Complete the following:
- a) Duplicate the stretch of the SBL announcement from "The SBL International" through "Criticism) program unit.".
- b) List every type of material witness that the SBL announcement names in its description of the program unit.

Reading text:
The SBL International Meeting will be held in Bueonos Aires, Argentina on July 20-24. The call for papers closes this week, on 12 February. This is a reminder to log in on the SBL website and submit your proposal to the Working with Biblical Manuscripts (Textual Criticism) program unit.
The current chairs, Timothy B. Sailors and Ronald van der Bergh have issued the following description of the unit and call for papers:
The current chairs, Timothy B. Sailors and Ronald van der Bergh have issued the following description of the unit and call for papers:
Description: This program unit is devoted to the text of
“biblical” writings, as understood in the broad sense of the term: This
includes the Jewish Bible, early Jewish literature, and the Old
Testament (in Hebrew and Aramaic, Greek, and other ancient languages),
as well as early Christian literature and the New Testament (in Greek,
Latin, and other ancient languages). We offer a forum for the
investigation of all types of material witnesses related to the text of
this literature—tablets, manuscripts, ostraca, inscriptions—and for the
consideration of the textual form of this literature reflected in its
citation and use by ancient authors and in writings from antiquity
through the Middle Ages. This consists not only of contributions that
deal with the Hebrew, Aramaic, Greek, and Latin textual witnesses, but
also those that engage evidence in Ugaritic, Arabic, Syriac, Ethiopic,
Coptic, Armenian, and other linguistic traditions. A wide variety of
additional issues related to textual criticism are also addressed,
including epigraphy, manuscript studies, papyrology, codicology,
paleography, scribal habits and the production of texts, the history of
transmission (and its cultural, social, and religious settings), the
practice of textual criticism from antiquity to modern times,
restoration and conservation, the use of modern technology in studying
this material, the production of critical editions, and discussions of
particular passages.

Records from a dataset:
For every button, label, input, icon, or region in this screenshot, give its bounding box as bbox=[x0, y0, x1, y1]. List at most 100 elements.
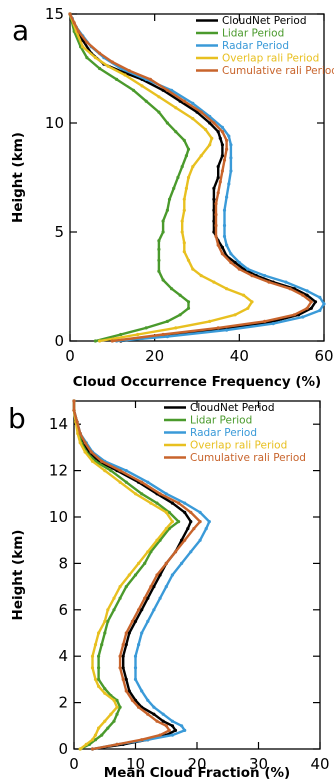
data-point bbox=[110, 60, 114, 64]
series-overlap-rali-period bbox=[72, 399, 174, 751]
data-point bbox=[165, 88, 169, 92]
data-point bbox=[225, 195, 229, 199]
data-point bbox=[146, 550, 150, 554]
data-point bbox=[189, 510, 193, 514]
data-point bbox=[161, 219, 165, 223]
series-line bbox=[68, 13, 313, 343]
data-point bbox=[186, 147, 191, 151]
data-point bbox=[143, 596, 147, 600]
data-point bbox=[103, 469, 107, 473]
data-point bbox=[220, 143, 224, 147]
data-point bbox=[158, 596, 162, 600]
data-point bbox=[180, 724, 184, 728]
data-point bbox=[186, 258, 191, 262]
data-point bbox=[263, 319, 267, 323]
data-point bbox=[157, 239, 161, 243]
data-point bbox=[90, 738, 95, 742]
data-point bbox=[246, 267, 250, 271]
data-point bbox=[100, 643, 104, 647]
data-point bbox=[267, 280, 271, 284]
data-point bbox=[222, 158, 227, 162]
data-point bbox=[222, 234, 227, 238]
data-point bbox=[220, 252, 224, 256]
data-point bbox=[90, 666, 95, 670]
data-point bbox=[263, 274, 267, 278]
data-point bbox=[222, 223, 227, 228]
data-point bbox=[161, 230, 165, 234]
data-point bbox=[97, 726, 101, 730]
data-point bbox=[180, 165, 184, 169]
data-point bbox=[191, 267, 195, 271]
data-point bbox=[180, 561, 184, 566]
data-point bbox=[214, 213, 218, 217]
data-point bbox=[199, 274, 203, 278]
data-point bbox=[229, 143, 233, 147]
y-tick-label: 4 bbox=[58, 647, 68, 665]
data-point bbox=[182, 138, 186, 142]
data-point bbox=[182, 250, 186, 254]
y-tick-label: 14 bbox=[49, 415, 68, 433]
y-tick-label: 2 bbox=[58, 694, 68, 712]
data-point bbox=[199, 110, 203, 114]
data-point bbox=[161, 88, 165, 92]
chart-panel-a: a 0 20 40 60 0 5 10 15 Cloud Occurrence Frequency… bbox=[10, 5, 334, 390]
data-point bbox=[208, 121, 212, 125]
data-point bbox=[301, 293, 305, 297]
data-point bbox=[124, 631, 128, 635]
data-point bbox=[173, 728, 178, 733]
x-tick-label: 20 bbox=[145, 347, 164, 365]
data-point bbox=[271, 322, 275, 326]
data-point bbox=[83, 441, 87, 445]
data-point bbox=[90, 459, 95, 463]
data-point bbox=[124, 469, 128, 473]
data-point bbox=[133, 619, 138, 624]
data-point bbox=[140, 738, 144, 742]
data-point bbox=[182, 208, 186, 212]
data-point bbox=[199, 154, 203, 158]
data-point bbox=[133, 654, 138, 658]
data-point bbox=[103, 631, 107, 635]
data-point bbox=[309, 306, 313, 310]
data-point bbox=[309, 300, 313, 304]
data-point bbox=[98, 66, 102, 71]
data-point bbox=[103, 687, 107, 691]
data-point bbox=[161, 712, 165, 716]
data-point bbox=[121, 643, 125, 647]
data-point bbox=[229, 252, 233, 256]
data-point bbox=[127, 69, 131, 73]
data-point bbox=[183, 538, 187, 542]
data-point bbox=[83, 450, 87, 454]
data-point bbox=[189, 520, 193, 524]
data-point bbox=[115, 712, 119, 716]
data-point bbox=[170, 501, 174, 505]
data-point bbox=[93, 677, 98, 682]
data-point bbox=[246, 306, 250, 310]
data-point bbox=[78, 441, 82, 445]
data-point bbox=[177, 520, 181, 524]
data-point bbox=[214, 234, 218, 238]
data-point bbox=[137, 705, 141, 709]
data-point bbox=[98, 339, 102, 343]
data-point bbox=[189, 550, 193, 554]
data-point bbox=[165, 335, 169, 339]
data-point bbox=[174, 130, 178, 134]
data-point bbox=[172, 186, 176, 190]
data-point bbox=[173, 550, 178, 554]
data-point bbox=[191, 101, 195, 105]
data-point bbox=[93, 733, 98, 737]
data-point bbox=[170, 733, 174, 737]
data-point bbox=[152, 585, 156, 589]
data-point bbox=[157, 258, 161, 262]
data-point bbox=[78, 747, 82, 751]
data-point bbox=[161, 719, 165, 723]
data-point bbox=[137, 608, 141, 612]
data-point bbox=[121, 666, 125, 670]
data-point bbox=[225, 138, 229, 142]
panel-label: a bbox=[12, 14, 29, 47]
data-point bbox=[225, 243, 229, 247]
data-point bbox=[89, 450, 93, 454]
y-tick-label: 0 bbox=[54, 332, 64, 350]
data-point bbox=[212, 230, 216, 234]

Exercise results:
- a)
The SBL International Meeting will be held in Bueonos Aires, Argentina on July 20-24. The call for papers closes this week, on 12 February. This is a reminder to log in on the SBL website and submit your proposal to the Working with Biblical Manuscripts (Textual Criticism) program unit.

- b) Tablets, manuscripts, ostraca, inscriptions